◆ Texto proporcionado:
Dice el autor que los varegos le arrancaron los ojos al emperador Constantino Monómaco. Sin embargo, en aquel momento el emperador no era Constantino sino Miguel Calafates, hijo adoptivo de Zoé. En 1042, con el objetivo de gobernar en solitario, Miguel recluyó a Zoé en un convento, pero el pueblo y, con ellos, la guardia varega, permaneció fiel a la emperatriz. Miguel, derrotado, ingresó en un convento, pero Zoé, que ahora reinaba con su hermana Teodora, lo hizo arrestar. Miguel fue cegado en público, y según algunas wikipedias, castrado.

◆ Datos de anotación del diseño:
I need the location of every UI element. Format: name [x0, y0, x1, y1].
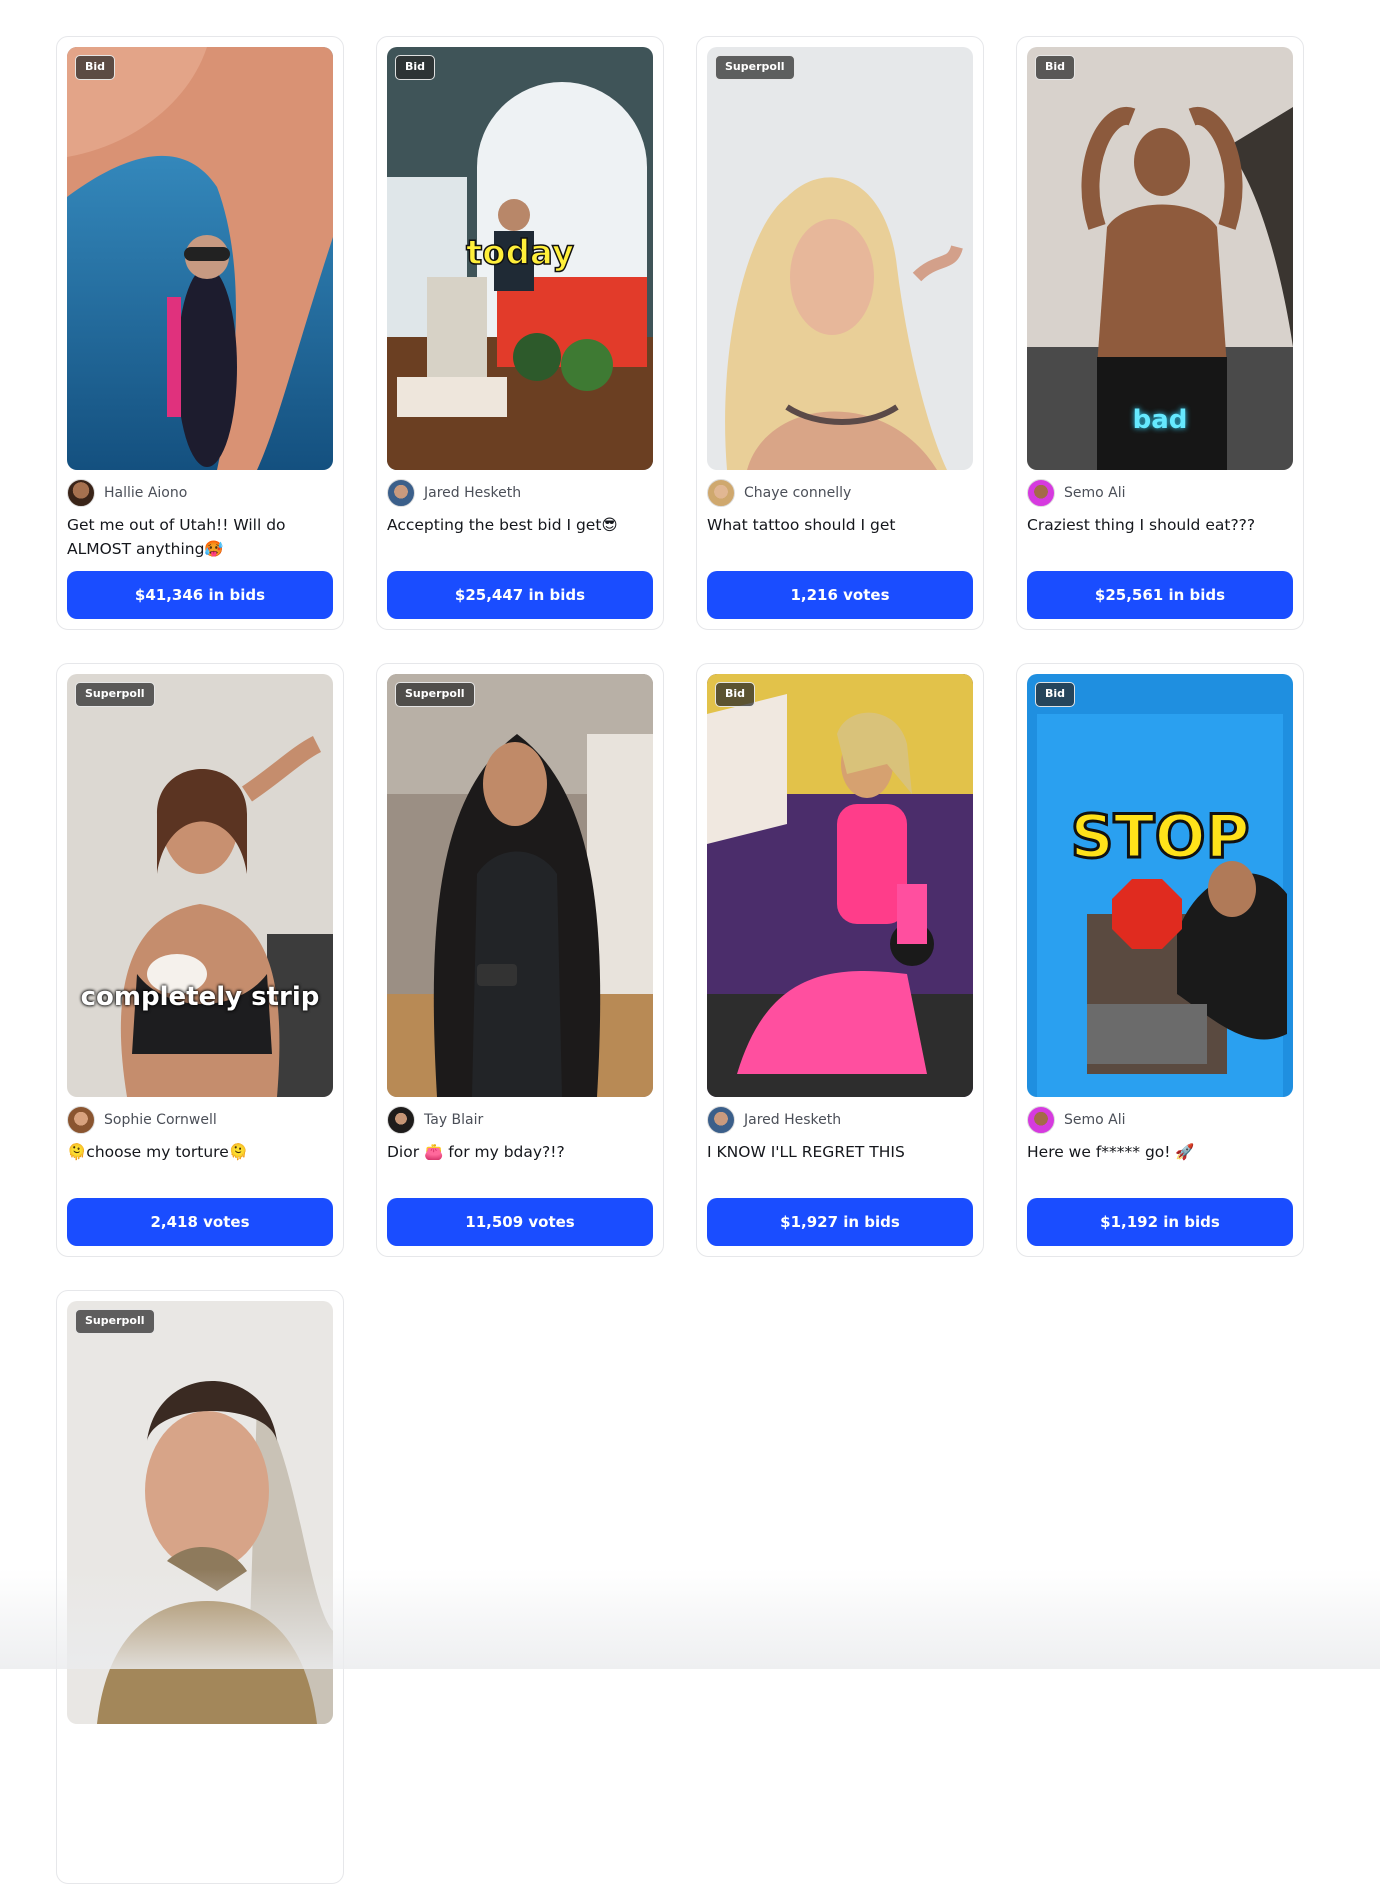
creator-name[interactable]: Hallie Aiono — [104, 485, 187, 501]
content-card[interactable]: today Bid Jared Hesketh Accepting the be… — [376, 36, 664, 630]
video-overlay-text: bad — [1087, 405, 1233, 435]
creator-row[interactable]: Sophie Cornwell — [67, 1106, 333, 1134]
card-caption: Accepting the best bid I get😎 — [387, 513, 653, 561]
creator-name[interactable]: Jared Hesketh — [424, 485, 521, 501]
card-type-badge: Superpoll — [75, 1309, 155, 1334]
video-overlay-text: today — [387, 233, 653, 273]
avatar — [707, 1106, 735, 1134]
video-overlay-text: completely strip — [67, 982, 333, 1012]
thumbnail-image — [67, 674, 333, 1097]
bid-button[interactable]: $25,447 in bids — [387, 571, 653, 619]
creator-name[interactable]: Sophie Cornwell — [104, 1112, 217, 1128]
vote-button[interactable]: 1,216 votes — [707, 571, 973, 619]
content-card[interactable]: Bid Hallie Aiono Get me out of Utah!! Wi… — [56, 36, 344, 630]
content-card[interactable]: Bid Jared Hesketh I KNOW I'LL REGRET THI… — [696, 663, 984, 1257]
video-thumbnail[interactable]: today Bid — [387, 47, 653, 470]
card-type-badge: Superpoll — [75, 682, 155, 707]
creator-row[interactable]: Chaye connelly — [707, 479, 973, 507]
card-type-badge: Superpoll — [715, 55, 795, 80]
thumbnail-image — [67, 47, 333, 470]
creator-name[interactable]: Tay Blair — [424, 1112, 483, 1128]
creator-row[interactable]: Tay Blair — [387, 1106, 653, 1134]
card-caption: What tattoo should I get — [707, 513, 973, 561]
thumbnail-image — [707, 674, 973, 1097]
avatar — [1027, 479, 1055, 507]
avatar — [1027, 1106, 1055, 1134]
video-thumbnail[interactable]: Bid — [707, 674, 973, 1097]
card-caption: Craziest thing I should eat??? — [1027, 513, 1293, 561]
vote-button[interactable]: 2,418 votes — [67, 1198, 333, 1246]
video-thumbnail[interactable]: Superpoll — [387, 674, 653, 1097]
creator-name[interactable]: Semo Ali — [1064, 1112, 1126, 1128]
card-type-badge: Bid — [75, 55, 115, 80]
thumbnail-image — [67, 1301, 333, 1724]
content-card[interactable]: Superpoll Tay Blair Dior 👛 for my bday?!… — [376, 663, 664, 1257]
avatar — [387, 479, 415, 507]
avatar — [707, 479, 735, 507]
creator-row[interactable]: Semo Ali — [1027, 1106, 1293, 1134]
card-type-badge: Superpoll — [395, 682, 475, 707]
avatar — [387, 1106, 415, 1134]
video-thumbnail[interactable]: Superpoll — [67, 1301, 333, 1724]
card-caption: I KNOW I'LL REGRET THIS — [707, 1140, 973, 1188]
card-caption: Here we f***** go! 🚀 — [1027, 1140, 1293, 1188]
bid-button[interactable]: $41,346 in bids — [67, 571, 333, 619]
card-caption: 🫠choose my torture🫠 — [67, 1140, 333, 1188]
video-overlay-text: STOP — [1027, 802, 1293, 872]
thumbnail-image — [1027, 674, 1293, 1097]
card-type-badge: Bid — [715, 682, 755, 707]
vote-button[interactable]: 11,509 votes — [387, 1198, 653, 1246]
card-type-badge: Bid — [1035, 55, 1075, 80]
creator-name[interactable]: Chaye connelly — [744, 485, 851, 501]
bid-button[interactable]: $1,927 in bids — [707, 1198, 973, 1246]
bid-button[interactable]: $25,561 in bids — [1027, 571, 1293, 619]
creator-row[interactable]: Hallie Aiono — [67, 479, 333, 507]
video-thumbnail[interactable]: Superpoll — [707, 47, 973, 470]
content-card[interactable]: bad Bid Semo Ali Craziest thing I should… — [1016, 36, 1304, 630]
video-thumbnail[interactable]: Bid — [67, 47, 333, 470]
video-thumbnail[interactable]: bad Bid — [1027, 47, 1293, 470]
video-thumbnail[interactable]: completely strip Superpoll — [67, 674, 333, 1097]
card-type-badge: Bid — [1035, 682, 1075, 707]
bid-button[interactable]: $1,192 in bids — [1027, 1198, 1293, 1246]
creator-row[interactable]: Semo Ali — [1027, 479, 1293, 507]
creator-name[interactable]: Jared Hesketh — [744, 1112, 841, 1128]
card-caption: Dior 👛 for my bday?!? — [387, 1140, 653, 1188]
content-card[interactable]: STOP Bid Semo Ali Here we f***** go! 🚀 $… — [1016, 663, 1304, 1257]
thumbnail-image — [387, 674, 653, 1097]
creator-row[interactable]: Jared Hesketh — [707, 1106, 973, 1134]
card-type-badge: Bid — [395, 55, 435, 80]
content-card[interactable]: Superpoll — [56, 1290, 344, 1884]
creator-row[interactable]: Jared Hesketh — [387, 479, 653, 507]
avatar — [67, 479, 95, 507]
content-card[interactable]: completely strip Superpoll Sophie Cornwe… — [56, 663, 344, 1257]
content-card[interactable]: Superpoll Chaye connelly What tattoo sho… — [696, 36, 984, 630]
content-grid: Bid Hallie Aiono Get me out of Utah!! Wi… — [56, 36, 1304, 1884]
thumbnail-image — [707, 47, 973, 470]
creator-name[interactable]: Semo Ali — [1064, 485, 1126, 501]
avatar — [67, 1106, 95, 1134]
card-caption: Get me out of Utah!! Will do ALMOST anyt… — [67, 513, 333, 561]
video-thumbnail[interactable]: STOP Bid — [1027, 674, 1293, 1097]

◆ Enunciado de tarea: Prolonga el texto sobre la caída de Miguel Calafates a partir de su última oración.

◆ Resultado de tarea:
Harald Sigurdsson ha pasado a la historia como Harald Hardrada, es decir, el Despiadado. Sturluson nos presenta el retrato de un guerrero a ratitos noble; con más frecuencia, cruel, vengativo y traicionero, siempre astuto y un hombre al que, efectivamente, es mejor no contrariar. Sin ahondar en sus motivaciones personales, el autor consigue, mediante la acumulación de hechos históricos y la descripción de las relaciones de Harald con sus contemporáneos, ofrecernos un vívido retrato psicológico de nuestro héroe. Entre estos contemporáneos destacan su sobrino Magnus el Bueno, hijo bastardo de San Olaf (qué bien queda eso). Magnus, un joven impetuoso y arrogante, compartió con Harald el reino de Noruega, al que había accedido en ausencia de su tío. Magnus era también rey de Dinamarca, a cuyo trono accedió tras derrotar a Svein Ulfsson. La sorpresa llegó cuando, tras su temprana muerte a los 23 años, legó el trono de Dinamarca al propio Svein en lugar de su tío Harald, quien, por descontado, no se quedó de brazos cruzados sino que...

Magnus el Bueno con Hardecanute

Como veis, es bastante difícil seguir con detalle este verdadero y, qué queréis que os diga, para mí apasionante culebrón. En todo caso, la galería de personajes es de lo más atractiva y entretenida. Svein, una presencia constante y carismática, nos proporciona, en uno de sus enfrentamientos con Harald, una de las mejores escenas de la obra: la persecución de Harald en barco a lo largo de la costa danesa, en la que nuestro héroe, obligado a soltar lastre, se deshizo de la malta, la harina, el beicon, hasta que al final tuvo que tirar por la borda los prisioneros que había capturado.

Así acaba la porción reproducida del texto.